▸ Exercise aim: Output the full listing word for word.

[Figure data in JSON]
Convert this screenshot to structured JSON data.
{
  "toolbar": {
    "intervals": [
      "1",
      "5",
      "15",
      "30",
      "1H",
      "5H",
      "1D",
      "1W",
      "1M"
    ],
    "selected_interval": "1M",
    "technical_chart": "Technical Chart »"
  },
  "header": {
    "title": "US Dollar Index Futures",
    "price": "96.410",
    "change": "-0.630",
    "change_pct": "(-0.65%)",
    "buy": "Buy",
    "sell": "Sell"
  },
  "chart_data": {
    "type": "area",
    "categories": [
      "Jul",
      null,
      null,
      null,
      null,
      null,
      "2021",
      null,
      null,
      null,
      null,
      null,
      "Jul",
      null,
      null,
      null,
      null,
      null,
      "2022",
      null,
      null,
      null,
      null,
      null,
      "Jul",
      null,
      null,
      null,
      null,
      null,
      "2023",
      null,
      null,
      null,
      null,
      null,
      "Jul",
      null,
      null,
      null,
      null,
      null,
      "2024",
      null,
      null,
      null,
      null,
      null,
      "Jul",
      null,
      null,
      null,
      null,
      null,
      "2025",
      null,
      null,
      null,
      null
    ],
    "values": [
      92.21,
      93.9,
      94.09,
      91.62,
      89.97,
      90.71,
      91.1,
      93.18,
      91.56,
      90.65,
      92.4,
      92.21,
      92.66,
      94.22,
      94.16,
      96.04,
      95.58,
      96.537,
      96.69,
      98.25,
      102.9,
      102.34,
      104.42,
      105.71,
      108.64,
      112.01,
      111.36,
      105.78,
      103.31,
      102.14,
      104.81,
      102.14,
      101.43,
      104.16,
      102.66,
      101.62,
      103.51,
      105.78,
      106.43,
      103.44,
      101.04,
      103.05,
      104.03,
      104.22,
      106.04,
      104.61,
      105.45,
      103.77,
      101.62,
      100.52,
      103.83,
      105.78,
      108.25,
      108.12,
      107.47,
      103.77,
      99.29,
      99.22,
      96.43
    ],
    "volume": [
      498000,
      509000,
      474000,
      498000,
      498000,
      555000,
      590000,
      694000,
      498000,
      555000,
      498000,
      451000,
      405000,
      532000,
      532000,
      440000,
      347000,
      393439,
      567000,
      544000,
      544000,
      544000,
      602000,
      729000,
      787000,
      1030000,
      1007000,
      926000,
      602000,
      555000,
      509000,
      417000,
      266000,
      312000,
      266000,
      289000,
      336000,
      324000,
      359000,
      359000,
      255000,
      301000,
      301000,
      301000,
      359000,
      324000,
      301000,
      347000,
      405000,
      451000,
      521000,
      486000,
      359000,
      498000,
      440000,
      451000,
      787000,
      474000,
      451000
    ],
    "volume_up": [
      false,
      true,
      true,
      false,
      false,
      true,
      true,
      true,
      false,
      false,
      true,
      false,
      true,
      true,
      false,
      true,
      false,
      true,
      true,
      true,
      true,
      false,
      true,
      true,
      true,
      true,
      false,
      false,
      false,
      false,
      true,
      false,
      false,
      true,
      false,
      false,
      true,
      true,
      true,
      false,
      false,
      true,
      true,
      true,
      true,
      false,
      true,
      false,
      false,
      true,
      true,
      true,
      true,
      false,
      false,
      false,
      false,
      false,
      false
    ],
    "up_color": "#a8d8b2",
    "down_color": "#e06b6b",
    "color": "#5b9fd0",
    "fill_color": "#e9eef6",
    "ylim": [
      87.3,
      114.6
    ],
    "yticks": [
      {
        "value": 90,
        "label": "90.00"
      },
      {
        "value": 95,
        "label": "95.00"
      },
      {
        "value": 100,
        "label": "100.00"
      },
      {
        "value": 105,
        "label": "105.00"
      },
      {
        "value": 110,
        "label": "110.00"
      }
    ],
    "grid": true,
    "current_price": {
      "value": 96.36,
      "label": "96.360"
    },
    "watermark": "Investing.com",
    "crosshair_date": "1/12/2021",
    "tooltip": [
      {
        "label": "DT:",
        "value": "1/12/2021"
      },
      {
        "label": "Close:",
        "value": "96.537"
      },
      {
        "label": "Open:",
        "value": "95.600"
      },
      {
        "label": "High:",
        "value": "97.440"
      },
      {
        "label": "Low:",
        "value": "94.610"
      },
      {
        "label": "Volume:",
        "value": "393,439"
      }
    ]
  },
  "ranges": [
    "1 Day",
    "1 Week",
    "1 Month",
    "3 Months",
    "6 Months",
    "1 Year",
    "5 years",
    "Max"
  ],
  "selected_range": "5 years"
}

▸ Solution for this exercise:
Convert this screenshot to structured JSON data.
{
  "toolbar": {
    "intervals": [
      "1",
      "5",
      "15",
      "30",
      "1H",
      "5H",
      "1D",
      "1W",
      "1M"
    ],
    "selected_interval": "1M",
    "technical_chart": "Technical Chart »"
  },
  "header": {
    "title": "US Dollar Index Futures",
    "price": "96.410",
    "change": "-0.630",
    "change_pct": "(-0.65%)",
    "buy": "Buy",
    "sell": "Sell"
  },
  "chart_data": {
    "type": "area",
    "categories": [
      "Jul",
      null,
      null,
      null,
      null,
      null,
      "2021",
      null,
      null,
      null,
      null,
      null,
      "Jul",
      null,
      null,
      null,
      null,
      null,
      "2022",
      null,
      null,
      null,
      null,
      null,
      "Jul",
      null,
      null,
      null,
      null,
      null,
      "2023",
      null,
      null,
      null,
      null,
      null,
      "Jul",
      null,
      null,
      null,
      null,
      null,
      "2024",
      null,
      null,
      null,
      null,
      null,
      "Jul",
      null,
      null,
      null,
      null,
      null,
      "2025",
      null,
      null,
      null,
      null
    ],
    "values": [
      92.21,
      93.9,
      94.09,
      91.62,
      89.97,
      90.71,
      91.1,
      93.18,
      91.56,
      90.65,
      92.4,
      92.21,
      92.66,
      94.22,
      94.16,
      96.04,
      95.58,
      96.537,
      96.69,
      98.25,
      102.9,
      102.34,
      104.42,
      105.71,
      108.64,
      112.01,
      111.36,
      105.78,
      103.31,
      102.14,
      104.81,
      102.14,
      101.43,
      104.16,
      102.66,
      101.62,
      103.51,
      105.78,
      106.43,
      103.44,
      101.04,
      103.05,
      104.03,
      104.22,
      106.04,
      104.61,
      105.45,
      103.77,
      101.62,
      100.52,
      103.83,
      105.78,
      108.25,
      108.12,
      107.47,
      103.77,
      99.29,
      99.22,
      96.43
    ],
    "volume": [
      498000,
      509000,
      474000,
      498000,
      498000,
      555000,
      590000,
      694000,
      498000,
      555000,
      498000,
      451000,
      405000,
      532000,
      532000,
      440000,
      347000,
      393439,
      567000,
      544000,
      544000,
      544000,
      602000,
      729000,
      787000,
      1030000,
      1007000,
      926000,
      602000,
      555000,
      509000,
      417000,
      266000,
      312000,
      266000,
      289000,
      336000,
      324000,
      359000,
      359000,
      255000,
      301000,
      301000,
      301000,
      359000,
      324000,
      301000,
      347000,
      405000,
      451000,
      521000,
      486000,
      359000,
      498000,
      440000,
      451000,
      787000,
      474000,
      451000
    ],
    "volume_up": [
      false,
      true,
      true,
      false,
      false,
      true,
      true,
      true,
      false,
      false,
      true,
      false,
      true,
      true,
      false,
      true,
      false,
      true,
      true,
      true,
      true,
      false,
      true,
      true,
      true,
      true,
      false,
      false,
      false,
      false,
      true,
      false,
      false,
      true,
      false,
      false,
      true,
      true,
      true,
      false,
      false,
      true,
      true,
      true,
      true,
      false,
      true,
      false,
      false,
      true,
      true,
      true,
      true,
      false,
      false,
      false,
      false,
      false,
      false
    ],
    "up_color": "#a8d8b2",
    "down_color": "#e06b6b",
    "color": "#5b9fd0",
    "fill_color": "#e9eef6",
    "ylim": [
      87.3,
      114.6
    ],
    "yticks": [
      {
        "value": 90,
        "label": "90.00"
      },
      {
        "value": 95,
        "label": "95.00"
      },
      {
        "value": 100,
        "label": "100.00"
      },
      {
        "value": 105,
        "label": "105.00"
      },
      {
        "value": 110,
        "label": "110.00"
      }
    ],
    "grid": true,
    "current_price": {
      "value": 96.36,
      "label": "96.360"
    },
    "watermark": "Investing.com",
    "crosshair_date": "1/12/2021",
    "tooltip": [
      {
        "label": "DT:",
        "value": "1/12/2021"
      },
      {
        "label": "Close:",
        "value": "96.537"
      },
      {
        "label": "Open:",
        "value": "95.600"
      },
      {
        "label": "High:",
        "value": "97.440"
      },
      {
        "label": "Low:",
        "value": "94.610"
      },
      {
        "label": "Volume:",
        "value": "393,439"
      }
    ]
  },
  "ranges": [
    "1 Day",
    "1 Week",
    "1 Month",
    "3 Months",
    "6 Months",
    "1 Year",
    "5 years",
    "Max"
  ],
  "selected_range": "5 years"
}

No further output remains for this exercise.